GOAL.
Copy out every line containing the word "システム思考の発展".
····················
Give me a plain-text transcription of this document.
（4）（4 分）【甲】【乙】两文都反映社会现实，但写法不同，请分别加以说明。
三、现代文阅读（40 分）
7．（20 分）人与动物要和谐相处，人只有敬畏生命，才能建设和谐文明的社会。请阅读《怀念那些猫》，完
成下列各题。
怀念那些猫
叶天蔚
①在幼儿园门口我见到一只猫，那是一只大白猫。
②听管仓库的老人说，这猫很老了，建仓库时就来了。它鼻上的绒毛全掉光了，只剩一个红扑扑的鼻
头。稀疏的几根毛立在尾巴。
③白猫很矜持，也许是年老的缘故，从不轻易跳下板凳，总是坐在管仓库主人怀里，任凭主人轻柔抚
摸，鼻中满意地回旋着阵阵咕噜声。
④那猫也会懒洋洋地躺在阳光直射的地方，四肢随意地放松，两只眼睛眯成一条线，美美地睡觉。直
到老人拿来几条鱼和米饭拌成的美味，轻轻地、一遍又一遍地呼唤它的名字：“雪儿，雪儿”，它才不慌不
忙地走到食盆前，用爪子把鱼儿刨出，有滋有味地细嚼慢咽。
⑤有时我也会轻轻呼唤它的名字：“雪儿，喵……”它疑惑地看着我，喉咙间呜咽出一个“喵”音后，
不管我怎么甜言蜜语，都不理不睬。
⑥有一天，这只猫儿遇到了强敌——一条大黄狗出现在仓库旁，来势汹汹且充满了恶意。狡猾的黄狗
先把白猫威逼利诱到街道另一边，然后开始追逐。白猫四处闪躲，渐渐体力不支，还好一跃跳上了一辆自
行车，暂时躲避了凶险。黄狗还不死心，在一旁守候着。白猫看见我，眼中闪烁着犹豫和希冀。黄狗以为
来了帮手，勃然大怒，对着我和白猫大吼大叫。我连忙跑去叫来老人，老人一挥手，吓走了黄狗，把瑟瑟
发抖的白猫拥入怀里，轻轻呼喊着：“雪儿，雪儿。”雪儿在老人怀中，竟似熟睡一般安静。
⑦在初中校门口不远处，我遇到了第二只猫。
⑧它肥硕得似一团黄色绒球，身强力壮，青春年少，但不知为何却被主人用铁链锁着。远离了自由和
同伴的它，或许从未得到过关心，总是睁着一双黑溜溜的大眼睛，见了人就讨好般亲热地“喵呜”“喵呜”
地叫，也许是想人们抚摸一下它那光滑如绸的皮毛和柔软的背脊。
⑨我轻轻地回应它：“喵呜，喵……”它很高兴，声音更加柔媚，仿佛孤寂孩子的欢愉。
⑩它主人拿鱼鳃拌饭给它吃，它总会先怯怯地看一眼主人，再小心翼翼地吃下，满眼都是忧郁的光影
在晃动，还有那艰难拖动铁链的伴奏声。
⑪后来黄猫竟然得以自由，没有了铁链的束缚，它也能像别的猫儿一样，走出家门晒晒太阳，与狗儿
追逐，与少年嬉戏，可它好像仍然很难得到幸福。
····················
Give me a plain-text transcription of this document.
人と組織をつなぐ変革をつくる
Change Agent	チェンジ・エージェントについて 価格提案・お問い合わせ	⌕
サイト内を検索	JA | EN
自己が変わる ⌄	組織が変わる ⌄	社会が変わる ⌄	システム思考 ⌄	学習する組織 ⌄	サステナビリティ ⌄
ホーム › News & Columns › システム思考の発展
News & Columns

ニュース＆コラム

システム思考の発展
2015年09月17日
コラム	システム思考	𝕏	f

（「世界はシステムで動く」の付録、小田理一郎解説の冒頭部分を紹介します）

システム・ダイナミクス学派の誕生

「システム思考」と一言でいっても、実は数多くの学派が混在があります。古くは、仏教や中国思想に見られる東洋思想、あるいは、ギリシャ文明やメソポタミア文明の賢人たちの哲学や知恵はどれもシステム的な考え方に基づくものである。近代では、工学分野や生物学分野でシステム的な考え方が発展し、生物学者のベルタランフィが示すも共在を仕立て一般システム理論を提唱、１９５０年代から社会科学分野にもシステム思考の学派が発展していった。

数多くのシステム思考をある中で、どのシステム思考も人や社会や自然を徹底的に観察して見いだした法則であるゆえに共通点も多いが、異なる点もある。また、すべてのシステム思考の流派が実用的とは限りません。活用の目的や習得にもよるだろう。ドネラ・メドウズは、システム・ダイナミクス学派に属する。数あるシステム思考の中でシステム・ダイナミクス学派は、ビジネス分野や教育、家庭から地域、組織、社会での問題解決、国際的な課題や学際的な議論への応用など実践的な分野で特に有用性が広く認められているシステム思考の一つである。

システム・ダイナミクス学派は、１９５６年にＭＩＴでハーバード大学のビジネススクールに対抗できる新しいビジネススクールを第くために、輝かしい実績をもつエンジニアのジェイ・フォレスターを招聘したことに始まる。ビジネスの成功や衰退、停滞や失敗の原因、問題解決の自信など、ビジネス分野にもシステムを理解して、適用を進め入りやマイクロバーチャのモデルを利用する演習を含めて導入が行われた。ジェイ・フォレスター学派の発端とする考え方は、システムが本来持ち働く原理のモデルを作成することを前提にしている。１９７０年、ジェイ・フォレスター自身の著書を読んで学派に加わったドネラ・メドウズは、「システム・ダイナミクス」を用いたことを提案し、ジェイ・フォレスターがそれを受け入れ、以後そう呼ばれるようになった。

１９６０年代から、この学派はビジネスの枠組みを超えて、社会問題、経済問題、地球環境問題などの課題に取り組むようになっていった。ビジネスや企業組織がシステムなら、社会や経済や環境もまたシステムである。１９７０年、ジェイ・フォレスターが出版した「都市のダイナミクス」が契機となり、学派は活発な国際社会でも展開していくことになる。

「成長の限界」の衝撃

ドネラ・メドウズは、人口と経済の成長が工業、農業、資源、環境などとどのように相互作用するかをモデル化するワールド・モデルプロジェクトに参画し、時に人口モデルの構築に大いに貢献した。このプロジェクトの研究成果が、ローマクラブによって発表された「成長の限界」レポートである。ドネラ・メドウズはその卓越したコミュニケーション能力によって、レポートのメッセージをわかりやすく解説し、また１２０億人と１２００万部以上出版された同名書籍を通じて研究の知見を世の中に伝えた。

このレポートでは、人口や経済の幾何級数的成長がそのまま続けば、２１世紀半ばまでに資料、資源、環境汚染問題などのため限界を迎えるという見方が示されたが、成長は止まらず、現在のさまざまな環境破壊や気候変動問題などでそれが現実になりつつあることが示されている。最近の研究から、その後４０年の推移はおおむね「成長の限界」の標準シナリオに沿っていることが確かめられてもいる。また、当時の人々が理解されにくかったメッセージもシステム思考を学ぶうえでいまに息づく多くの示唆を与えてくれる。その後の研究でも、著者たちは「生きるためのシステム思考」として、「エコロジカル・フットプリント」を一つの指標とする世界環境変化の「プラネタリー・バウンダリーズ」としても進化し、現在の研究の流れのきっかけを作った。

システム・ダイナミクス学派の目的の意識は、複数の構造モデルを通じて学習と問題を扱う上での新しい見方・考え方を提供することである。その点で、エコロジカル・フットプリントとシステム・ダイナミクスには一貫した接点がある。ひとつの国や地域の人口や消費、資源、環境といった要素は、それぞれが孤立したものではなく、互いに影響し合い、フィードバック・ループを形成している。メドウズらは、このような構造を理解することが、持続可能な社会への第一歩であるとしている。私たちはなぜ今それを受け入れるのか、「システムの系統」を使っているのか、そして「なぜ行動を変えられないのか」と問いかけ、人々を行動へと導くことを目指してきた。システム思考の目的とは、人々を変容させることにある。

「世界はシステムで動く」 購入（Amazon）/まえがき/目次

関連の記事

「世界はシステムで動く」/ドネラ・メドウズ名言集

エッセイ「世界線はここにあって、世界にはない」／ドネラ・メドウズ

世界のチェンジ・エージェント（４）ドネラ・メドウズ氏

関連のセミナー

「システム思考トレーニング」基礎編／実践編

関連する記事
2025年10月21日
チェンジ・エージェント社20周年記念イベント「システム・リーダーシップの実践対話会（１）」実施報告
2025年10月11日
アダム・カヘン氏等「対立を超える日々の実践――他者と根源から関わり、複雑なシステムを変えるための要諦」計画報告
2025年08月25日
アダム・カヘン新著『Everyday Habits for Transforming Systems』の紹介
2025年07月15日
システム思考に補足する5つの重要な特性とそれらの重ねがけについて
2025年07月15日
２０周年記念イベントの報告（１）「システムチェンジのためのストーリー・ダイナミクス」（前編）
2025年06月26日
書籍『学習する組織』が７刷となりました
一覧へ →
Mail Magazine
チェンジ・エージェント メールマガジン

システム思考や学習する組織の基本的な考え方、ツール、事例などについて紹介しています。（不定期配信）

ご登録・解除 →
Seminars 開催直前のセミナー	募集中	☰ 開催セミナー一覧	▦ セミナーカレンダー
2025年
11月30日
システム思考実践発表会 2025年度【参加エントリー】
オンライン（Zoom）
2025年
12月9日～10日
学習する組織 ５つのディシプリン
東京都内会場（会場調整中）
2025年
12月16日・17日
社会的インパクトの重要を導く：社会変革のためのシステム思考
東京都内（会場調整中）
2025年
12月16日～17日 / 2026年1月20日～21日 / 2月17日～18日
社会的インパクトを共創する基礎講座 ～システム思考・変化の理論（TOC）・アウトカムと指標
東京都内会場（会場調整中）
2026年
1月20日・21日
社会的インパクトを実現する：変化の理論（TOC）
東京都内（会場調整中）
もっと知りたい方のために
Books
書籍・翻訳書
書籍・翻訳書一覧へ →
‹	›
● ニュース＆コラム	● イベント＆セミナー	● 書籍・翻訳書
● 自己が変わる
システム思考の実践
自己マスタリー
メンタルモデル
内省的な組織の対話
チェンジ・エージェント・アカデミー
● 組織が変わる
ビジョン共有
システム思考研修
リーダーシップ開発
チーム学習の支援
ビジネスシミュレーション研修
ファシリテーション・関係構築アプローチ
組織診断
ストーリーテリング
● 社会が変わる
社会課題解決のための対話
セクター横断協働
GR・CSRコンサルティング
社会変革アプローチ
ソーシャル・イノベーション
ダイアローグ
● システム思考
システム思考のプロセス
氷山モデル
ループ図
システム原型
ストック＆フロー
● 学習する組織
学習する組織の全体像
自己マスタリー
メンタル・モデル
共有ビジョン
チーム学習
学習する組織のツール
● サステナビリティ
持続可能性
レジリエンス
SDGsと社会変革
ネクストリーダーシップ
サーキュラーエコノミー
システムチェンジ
····················
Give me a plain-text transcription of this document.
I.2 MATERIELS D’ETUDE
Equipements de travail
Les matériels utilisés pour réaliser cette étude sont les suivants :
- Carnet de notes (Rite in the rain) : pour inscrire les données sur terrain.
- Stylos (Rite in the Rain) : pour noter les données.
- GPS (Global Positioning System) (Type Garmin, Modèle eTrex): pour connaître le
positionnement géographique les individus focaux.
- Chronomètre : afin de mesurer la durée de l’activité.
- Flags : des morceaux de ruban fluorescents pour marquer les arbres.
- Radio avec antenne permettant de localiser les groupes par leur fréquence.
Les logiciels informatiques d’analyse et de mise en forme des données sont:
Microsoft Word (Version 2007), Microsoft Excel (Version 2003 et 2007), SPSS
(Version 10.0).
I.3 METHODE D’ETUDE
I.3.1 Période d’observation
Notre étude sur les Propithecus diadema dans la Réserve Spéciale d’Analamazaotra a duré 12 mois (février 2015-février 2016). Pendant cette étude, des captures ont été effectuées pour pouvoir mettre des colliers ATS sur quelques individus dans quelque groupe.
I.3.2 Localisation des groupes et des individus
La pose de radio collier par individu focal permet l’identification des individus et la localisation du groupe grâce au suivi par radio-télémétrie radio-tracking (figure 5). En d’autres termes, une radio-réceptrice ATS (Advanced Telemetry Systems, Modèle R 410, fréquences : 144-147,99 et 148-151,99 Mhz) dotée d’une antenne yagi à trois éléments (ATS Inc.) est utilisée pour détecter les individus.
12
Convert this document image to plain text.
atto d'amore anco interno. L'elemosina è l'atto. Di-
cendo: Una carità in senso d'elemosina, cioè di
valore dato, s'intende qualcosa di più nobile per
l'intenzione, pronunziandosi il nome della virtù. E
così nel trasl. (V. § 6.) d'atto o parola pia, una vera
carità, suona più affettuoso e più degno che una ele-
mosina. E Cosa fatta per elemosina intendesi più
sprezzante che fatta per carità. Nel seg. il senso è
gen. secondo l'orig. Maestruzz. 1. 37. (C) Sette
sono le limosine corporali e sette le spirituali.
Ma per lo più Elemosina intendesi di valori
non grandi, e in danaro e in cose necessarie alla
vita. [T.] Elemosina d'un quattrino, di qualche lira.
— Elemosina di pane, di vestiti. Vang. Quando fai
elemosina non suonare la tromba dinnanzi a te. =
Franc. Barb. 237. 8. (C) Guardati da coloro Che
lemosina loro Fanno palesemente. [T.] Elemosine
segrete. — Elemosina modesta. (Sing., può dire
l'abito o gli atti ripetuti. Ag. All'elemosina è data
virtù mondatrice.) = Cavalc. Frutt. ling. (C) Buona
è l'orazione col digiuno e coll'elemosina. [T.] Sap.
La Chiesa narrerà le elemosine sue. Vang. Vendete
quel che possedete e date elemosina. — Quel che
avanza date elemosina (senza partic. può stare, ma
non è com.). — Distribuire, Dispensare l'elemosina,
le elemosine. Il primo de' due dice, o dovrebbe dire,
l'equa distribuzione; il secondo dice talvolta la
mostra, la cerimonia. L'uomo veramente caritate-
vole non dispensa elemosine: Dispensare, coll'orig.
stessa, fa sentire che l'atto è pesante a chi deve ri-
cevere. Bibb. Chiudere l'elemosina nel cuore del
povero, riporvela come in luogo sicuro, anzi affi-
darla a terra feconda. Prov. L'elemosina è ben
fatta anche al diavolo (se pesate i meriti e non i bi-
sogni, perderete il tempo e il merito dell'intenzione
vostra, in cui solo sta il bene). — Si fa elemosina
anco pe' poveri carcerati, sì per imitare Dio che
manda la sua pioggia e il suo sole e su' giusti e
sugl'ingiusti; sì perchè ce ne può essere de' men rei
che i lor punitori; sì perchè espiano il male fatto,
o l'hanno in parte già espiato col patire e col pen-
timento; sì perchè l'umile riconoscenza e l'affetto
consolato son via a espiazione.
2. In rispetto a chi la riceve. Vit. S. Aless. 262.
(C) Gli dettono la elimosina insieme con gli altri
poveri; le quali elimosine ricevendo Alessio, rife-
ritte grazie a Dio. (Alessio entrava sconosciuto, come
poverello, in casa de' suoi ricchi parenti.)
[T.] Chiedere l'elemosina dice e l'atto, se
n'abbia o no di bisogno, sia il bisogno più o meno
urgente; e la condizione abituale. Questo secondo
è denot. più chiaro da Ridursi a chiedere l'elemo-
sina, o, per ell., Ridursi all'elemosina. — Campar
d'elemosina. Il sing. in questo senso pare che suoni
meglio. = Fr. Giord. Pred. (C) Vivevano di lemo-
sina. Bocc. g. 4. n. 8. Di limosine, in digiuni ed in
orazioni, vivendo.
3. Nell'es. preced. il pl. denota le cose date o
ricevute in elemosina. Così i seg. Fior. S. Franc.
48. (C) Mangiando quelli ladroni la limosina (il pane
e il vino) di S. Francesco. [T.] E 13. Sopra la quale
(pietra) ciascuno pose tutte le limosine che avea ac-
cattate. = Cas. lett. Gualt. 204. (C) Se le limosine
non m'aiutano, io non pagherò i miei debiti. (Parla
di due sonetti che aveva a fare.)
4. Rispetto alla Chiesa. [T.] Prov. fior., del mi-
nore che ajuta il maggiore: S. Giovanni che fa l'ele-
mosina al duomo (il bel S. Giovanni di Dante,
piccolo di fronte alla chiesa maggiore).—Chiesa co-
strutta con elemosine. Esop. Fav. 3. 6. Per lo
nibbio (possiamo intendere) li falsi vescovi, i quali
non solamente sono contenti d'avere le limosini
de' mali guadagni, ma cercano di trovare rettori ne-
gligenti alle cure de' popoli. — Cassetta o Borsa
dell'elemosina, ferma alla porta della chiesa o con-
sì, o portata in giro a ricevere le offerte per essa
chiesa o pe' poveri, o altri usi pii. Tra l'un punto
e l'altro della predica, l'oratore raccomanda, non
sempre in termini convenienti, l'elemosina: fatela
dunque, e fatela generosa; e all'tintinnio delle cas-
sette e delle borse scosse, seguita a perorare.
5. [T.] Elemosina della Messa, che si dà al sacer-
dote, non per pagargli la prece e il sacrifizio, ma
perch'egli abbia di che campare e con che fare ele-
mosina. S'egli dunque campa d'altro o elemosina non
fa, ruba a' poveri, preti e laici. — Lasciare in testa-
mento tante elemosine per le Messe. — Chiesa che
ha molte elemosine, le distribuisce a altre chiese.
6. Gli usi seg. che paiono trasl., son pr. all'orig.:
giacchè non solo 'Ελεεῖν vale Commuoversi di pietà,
····················
REPLY TO THE EXERCISE.
ホーム › News & Columns › システム思考の発展
システム思考の発展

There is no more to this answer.